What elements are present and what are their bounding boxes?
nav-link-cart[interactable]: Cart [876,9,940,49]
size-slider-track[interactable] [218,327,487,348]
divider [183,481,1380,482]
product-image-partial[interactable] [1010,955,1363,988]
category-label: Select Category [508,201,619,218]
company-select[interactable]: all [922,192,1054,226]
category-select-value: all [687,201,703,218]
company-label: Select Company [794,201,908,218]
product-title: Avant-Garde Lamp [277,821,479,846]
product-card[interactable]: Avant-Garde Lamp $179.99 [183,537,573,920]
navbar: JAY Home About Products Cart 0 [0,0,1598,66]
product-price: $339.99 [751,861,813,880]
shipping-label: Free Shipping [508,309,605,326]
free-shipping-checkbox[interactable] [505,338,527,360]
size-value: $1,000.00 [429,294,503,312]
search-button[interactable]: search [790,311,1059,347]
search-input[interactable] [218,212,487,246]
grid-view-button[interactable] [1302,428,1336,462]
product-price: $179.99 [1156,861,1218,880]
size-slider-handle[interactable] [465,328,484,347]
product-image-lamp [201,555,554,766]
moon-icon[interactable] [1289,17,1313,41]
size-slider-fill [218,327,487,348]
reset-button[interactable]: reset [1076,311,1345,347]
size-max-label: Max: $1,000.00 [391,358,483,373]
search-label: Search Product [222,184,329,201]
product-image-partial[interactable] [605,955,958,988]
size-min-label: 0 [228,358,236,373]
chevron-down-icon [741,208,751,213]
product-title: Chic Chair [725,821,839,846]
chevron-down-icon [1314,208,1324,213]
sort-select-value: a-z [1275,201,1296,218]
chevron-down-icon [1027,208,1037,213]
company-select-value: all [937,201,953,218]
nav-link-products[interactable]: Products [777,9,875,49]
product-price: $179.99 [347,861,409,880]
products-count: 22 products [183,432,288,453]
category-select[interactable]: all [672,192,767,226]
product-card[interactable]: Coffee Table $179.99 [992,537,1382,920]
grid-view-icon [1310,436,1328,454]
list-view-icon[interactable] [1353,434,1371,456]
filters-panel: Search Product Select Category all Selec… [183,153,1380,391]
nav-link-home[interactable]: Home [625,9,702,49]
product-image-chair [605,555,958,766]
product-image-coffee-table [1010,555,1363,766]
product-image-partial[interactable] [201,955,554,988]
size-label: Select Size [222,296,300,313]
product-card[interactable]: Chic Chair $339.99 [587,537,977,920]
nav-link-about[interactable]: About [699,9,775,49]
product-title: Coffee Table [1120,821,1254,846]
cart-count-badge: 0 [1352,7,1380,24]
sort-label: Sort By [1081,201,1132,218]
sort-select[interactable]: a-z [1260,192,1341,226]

» REQUEST
Reproduce all of the records above, substituting "Modern Chair" for every occurrence of "Chic Chair" and keeping every other character unchanged.

» RESULT OF THE EXERCISE
What elements are present and what are their bounding boxes?
nav-link-cart[interactable]: Cart [876,9,940,49]
size-slider-track[interactable] [218,327,487,348]
divider [183,481,1380,482]
product-image-partial[interactable] [1010,955,1363,988]
category-label: Select Category [508,201,619,218]
company-select[interactable]: all [922,192,1054,226]
category-select-value: all [687,201,703,218]
company-label: Select Company [794,201,908,218]
product-title: Avant-Garde Lamp [277,821,479,846]
product-card[interactable]: Avant-Garde Lamp $179.99 [183,537,573,920]
navbar: JAY Home About Products Cart 0 [0,0,1598,66]
product-price: $339.99 [751,861,813,880]
shipping-label: Free Shipping [508,309,605,326]
free-shipping-checkbox[interactable] [505,338,527,360]
size-value: $1,000.00 [429,294,503,312]
search-button[interactable]: search [790,311,1059,347]
search-input[interactable] [218,212,487,246]
grid-view-button[interactable] [1302,428,1336,462]
product-price: $179.99 [1156,861,1218,880]
size-slider-handle[interactable] [465,328,484,347]
product-image-lamp [201,555,554,766]
moon-icon[interactable] [1289,17,1313,41]
size-slider-fill [218,327,487,348]
reset-button[interactable]: reset [1076,311,1345,347]
size-max-label: Max: $1,000.00 [391,358,483,373]
search-label: Search Product [222,184,329,201]
product-image-partial[interactable] [605,955,958,988]
size-min-label: 0 [228,358,236,373]
chevron-down-icon [741,208,751,213]
product-title: Modern Chair [725,821,839,846]
chevron-down-icon [1314,208,1324,213]
sort-select-value: a-z [1275,201,1296,218]
chevron-down-icon [1027,208,1037,213]
company-select-value: all [937,201,953,218]
nav-link-products[interactable]: Products [777,9,875,49]
product-price: $179.99 [347,861,409,880]
products-count: 22 products [183,432,288,453]
category-select[interactable]: all [672,192,767,226]
product-card[interactable]: Coffee Table $179.99 [992,537,1382,920]
grid-view-icon [1310,436,1328,454]
list-view-icon[interactable] [1353,434,1371,456]
filters-panel: Search Product Select Category all Selec… [183,153,1380,391]
nav-link-home[interactable]: Home [625,9,702,49]
product-image-chair [605,555,958,766]
product-image-coffee-table [1010,555,1363,766]
product-image-partial[interactable] [201,955,554,988]
size-label: Select Size [222,296,300,313]
product-card[interactable]: Modern Chair $339.99 [587,537,977,920]
nav-link-about[interactable]: About [699,9,775,49]
product-title: Coffee Table [1120,821,1254,846]
cart-count-badge: 0 [1352,7,1380,24]
sort-label: Sort By [1081,201,1132,218]
sort-select[interactable]: a-z [1260,192,1341,226]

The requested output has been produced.